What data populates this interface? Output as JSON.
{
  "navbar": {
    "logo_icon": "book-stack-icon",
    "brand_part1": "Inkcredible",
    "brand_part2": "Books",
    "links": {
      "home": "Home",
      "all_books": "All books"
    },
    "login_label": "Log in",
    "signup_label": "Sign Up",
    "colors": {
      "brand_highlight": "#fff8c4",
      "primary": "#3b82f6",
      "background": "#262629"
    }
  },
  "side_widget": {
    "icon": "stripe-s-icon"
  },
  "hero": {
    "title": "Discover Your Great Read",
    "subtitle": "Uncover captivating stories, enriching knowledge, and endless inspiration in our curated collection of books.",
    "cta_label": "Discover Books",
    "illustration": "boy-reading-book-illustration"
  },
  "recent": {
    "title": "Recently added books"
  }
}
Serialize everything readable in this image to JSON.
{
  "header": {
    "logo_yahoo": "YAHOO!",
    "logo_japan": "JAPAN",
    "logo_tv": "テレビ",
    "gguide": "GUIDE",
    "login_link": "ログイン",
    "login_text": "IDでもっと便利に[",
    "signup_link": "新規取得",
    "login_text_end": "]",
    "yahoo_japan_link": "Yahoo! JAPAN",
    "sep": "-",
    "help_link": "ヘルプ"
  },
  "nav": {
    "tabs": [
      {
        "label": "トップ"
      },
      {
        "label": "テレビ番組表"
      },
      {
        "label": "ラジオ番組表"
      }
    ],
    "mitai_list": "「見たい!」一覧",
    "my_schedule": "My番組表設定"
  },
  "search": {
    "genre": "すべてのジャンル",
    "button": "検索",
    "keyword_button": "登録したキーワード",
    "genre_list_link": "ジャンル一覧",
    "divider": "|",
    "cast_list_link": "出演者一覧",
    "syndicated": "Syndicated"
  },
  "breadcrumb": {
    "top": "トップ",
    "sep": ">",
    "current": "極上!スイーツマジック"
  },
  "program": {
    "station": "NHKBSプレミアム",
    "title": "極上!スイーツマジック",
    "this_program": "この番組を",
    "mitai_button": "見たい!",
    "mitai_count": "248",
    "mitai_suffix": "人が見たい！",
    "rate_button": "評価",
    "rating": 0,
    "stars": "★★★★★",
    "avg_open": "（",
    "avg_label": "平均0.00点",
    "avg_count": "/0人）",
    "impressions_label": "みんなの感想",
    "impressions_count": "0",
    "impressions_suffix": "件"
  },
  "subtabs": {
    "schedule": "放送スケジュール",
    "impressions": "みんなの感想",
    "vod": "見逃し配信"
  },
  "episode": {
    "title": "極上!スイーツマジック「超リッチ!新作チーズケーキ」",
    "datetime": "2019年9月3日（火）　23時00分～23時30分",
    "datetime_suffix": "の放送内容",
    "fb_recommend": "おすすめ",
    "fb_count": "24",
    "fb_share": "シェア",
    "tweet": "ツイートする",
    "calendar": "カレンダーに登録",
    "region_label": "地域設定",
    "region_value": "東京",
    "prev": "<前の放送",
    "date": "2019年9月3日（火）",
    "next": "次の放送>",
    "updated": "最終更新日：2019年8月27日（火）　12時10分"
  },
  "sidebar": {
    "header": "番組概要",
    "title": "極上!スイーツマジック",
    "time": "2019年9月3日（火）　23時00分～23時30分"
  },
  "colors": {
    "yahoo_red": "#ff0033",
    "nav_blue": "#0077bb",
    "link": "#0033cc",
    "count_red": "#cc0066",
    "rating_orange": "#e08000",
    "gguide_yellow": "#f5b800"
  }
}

━━━━━━━━━━━━━━━━

◆ What the exercise asks ◆
Indicate how many lines of the material include the word "JAPAN"; the number alone is required.

◆ Response ◆
2